"""

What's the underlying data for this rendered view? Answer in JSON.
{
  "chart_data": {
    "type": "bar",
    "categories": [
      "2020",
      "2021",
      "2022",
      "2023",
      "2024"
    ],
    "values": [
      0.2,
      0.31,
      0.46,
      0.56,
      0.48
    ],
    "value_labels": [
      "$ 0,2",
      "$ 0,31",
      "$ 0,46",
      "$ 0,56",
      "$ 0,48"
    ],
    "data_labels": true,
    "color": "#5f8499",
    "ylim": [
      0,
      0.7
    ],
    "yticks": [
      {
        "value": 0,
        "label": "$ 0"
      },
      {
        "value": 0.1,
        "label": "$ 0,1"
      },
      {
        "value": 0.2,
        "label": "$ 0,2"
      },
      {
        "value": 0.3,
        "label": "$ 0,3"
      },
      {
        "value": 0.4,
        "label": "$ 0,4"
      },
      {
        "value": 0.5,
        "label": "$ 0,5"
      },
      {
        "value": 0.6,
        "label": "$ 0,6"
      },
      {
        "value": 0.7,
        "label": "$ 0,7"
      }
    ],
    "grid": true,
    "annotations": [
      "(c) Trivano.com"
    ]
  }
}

"""
"""

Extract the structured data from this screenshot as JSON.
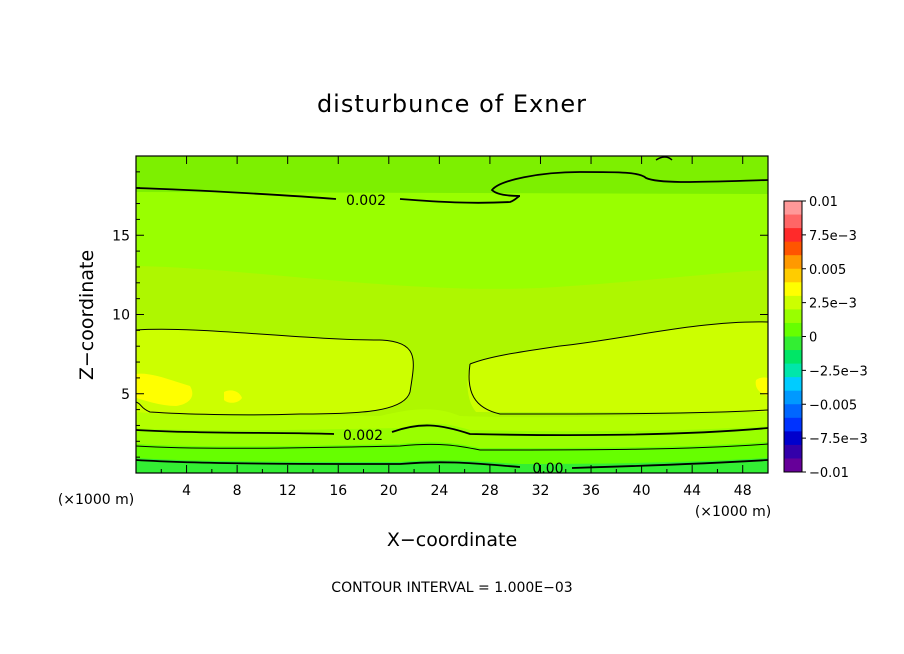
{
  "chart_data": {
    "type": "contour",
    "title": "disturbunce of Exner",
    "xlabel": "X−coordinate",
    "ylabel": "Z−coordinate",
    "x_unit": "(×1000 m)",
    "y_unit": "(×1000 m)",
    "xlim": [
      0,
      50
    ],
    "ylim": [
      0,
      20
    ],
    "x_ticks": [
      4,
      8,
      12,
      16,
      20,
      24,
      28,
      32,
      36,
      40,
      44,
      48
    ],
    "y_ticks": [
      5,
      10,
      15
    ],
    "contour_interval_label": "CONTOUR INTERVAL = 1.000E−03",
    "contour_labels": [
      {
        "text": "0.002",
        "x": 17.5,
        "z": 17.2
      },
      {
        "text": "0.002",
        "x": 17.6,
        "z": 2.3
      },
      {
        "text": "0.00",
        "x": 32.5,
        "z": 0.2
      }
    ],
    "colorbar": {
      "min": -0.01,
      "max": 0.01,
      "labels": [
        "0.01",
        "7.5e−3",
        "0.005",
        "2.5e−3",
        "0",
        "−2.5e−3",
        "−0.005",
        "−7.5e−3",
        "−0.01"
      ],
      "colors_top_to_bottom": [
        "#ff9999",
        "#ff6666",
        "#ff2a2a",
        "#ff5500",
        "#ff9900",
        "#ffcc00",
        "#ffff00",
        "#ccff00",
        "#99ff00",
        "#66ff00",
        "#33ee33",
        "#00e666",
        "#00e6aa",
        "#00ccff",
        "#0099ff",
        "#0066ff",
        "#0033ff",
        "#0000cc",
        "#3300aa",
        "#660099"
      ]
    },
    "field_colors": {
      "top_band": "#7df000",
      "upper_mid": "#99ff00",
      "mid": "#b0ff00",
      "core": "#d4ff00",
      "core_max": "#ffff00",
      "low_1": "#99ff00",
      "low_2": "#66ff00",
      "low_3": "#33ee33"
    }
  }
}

"""
"""

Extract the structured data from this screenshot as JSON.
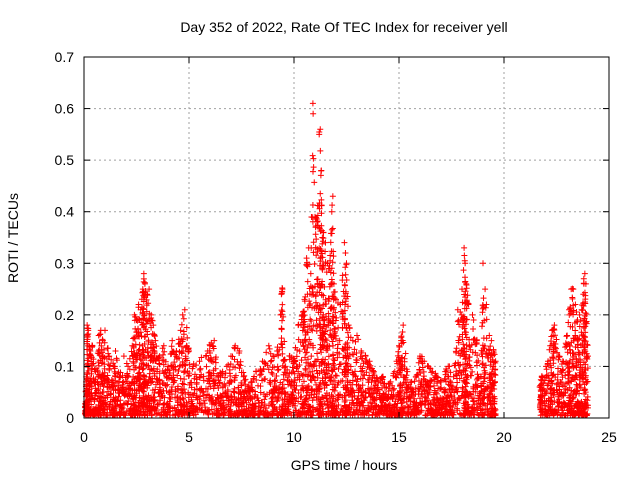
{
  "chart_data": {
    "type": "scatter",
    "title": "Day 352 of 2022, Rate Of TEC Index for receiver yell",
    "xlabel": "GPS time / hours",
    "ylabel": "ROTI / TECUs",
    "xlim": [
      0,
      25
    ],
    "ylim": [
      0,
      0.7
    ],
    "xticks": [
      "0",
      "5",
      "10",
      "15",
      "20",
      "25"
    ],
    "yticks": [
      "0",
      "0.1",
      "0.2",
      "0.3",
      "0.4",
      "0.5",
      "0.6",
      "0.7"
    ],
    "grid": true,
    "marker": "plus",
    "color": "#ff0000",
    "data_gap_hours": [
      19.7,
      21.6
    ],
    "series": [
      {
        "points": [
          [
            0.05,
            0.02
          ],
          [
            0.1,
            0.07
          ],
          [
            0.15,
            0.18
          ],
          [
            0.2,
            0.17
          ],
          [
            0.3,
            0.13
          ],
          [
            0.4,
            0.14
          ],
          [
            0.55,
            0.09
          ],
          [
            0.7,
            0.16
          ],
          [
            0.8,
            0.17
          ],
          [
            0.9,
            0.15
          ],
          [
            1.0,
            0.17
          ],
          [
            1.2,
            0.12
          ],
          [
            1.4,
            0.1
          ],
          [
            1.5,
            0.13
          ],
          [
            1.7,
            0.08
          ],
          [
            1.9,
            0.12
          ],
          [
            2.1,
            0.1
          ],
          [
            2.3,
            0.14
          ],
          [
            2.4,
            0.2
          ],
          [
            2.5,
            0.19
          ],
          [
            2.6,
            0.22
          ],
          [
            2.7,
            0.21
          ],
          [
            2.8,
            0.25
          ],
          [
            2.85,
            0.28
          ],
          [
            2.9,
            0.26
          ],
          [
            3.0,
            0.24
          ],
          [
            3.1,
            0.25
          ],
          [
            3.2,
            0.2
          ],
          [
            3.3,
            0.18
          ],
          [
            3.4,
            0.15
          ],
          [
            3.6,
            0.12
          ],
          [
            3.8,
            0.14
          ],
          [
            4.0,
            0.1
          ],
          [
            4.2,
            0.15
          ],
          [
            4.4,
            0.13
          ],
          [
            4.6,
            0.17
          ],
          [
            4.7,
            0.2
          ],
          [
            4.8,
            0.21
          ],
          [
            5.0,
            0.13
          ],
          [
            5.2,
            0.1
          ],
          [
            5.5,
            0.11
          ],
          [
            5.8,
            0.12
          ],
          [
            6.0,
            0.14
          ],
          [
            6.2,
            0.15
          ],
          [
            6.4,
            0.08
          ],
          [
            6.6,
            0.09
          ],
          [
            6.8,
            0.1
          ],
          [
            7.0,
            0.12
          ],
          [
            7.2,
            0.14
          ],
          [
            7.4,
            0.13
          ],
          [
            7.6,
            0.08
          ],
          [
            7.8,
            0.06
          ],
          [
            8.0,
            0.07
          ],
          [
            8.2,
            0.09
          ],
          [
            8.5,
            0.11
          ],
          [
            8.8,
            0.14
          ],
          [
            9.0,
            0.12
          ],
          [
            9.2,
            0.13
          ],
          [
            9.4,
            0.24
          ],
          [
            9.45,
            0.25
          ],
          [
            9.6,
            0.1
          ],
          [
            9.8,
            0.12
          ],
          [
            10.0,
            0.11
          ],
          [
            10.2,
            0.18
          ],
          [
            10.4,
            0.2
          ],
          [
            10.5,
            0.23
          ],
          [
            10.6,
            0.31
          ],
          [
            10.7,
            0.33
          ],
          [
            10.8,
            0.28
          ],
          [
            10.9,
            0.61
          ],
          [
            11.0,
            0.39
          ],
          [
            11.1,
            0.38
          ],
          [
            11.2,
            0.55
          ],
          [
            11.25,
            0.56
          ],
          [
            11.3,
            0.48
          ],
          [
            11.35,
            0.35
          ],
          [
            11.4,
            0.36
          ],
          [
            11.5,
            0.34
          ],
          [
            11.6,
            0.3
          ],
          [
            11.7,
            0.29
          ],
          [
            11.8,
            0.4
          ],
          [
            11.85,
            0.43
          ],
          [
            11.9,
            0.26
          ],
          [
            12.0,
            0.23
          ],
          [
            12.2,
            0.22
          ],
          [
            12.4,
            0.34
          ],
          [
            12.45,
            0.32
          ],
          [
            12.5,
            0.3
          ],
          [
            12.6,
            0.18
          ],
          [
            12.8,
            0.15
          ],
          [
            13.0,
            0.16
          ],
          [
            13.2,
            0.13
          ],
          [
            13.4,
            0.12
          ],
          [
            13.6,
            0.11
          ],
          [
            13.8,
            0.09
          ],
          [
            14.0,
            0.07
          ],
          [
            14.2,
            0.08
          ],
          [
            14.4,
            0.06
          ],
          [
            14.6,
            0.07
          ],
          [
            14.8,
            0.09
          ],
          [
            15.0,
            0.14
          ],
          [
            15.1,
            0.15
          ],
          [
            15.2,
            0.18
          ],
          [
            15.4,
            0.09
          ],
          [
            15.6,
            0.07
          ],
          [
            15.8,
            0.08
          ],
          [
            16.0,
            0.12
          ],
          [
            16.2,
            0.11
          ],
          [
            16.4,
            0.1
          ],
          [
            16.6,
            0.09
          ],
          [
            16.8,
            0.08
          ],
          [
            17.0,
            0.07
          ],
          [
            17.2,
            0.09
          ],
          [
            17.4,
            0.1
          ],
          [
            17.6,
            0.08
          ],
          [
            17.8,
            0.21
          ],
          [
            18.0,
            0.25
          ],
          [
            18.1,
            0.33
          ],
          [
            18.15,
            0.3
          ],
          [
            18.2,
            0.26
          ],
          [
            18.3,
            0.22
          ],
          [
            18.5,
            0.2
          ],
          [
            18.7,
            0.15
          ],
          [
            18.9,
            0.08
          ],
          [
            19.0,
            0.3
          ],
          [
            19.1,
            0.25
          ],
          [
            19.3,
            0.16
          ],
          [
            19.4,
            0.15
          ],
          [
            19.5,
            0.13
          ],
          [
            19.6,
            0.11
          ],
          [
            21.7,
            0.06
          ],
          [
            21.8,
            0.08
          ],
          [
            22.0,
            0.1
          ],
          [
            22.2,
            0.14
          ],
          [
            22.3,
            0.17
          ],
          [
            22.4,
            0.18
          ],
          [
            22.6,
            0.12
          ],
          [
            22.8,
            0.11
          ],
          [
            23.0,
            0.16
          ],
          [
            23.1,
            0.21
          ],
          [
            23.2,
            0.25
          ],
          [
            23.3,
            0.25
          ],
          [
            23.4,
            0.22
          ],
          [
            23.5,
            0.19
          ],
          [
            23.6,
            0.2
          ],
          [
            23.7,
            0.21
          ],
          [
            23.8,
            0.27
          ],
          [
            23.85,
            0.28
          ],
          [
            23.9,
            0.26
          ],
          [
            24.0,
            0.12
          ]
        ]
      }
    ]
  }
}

"""

- _Task instructions_
Each line in the entries above that includes the string "ylabel" should be extracted.

- _Solved exercise_
    "ylabel": "Z−coordinate",
    "ylabel": "ROTI / TECUs",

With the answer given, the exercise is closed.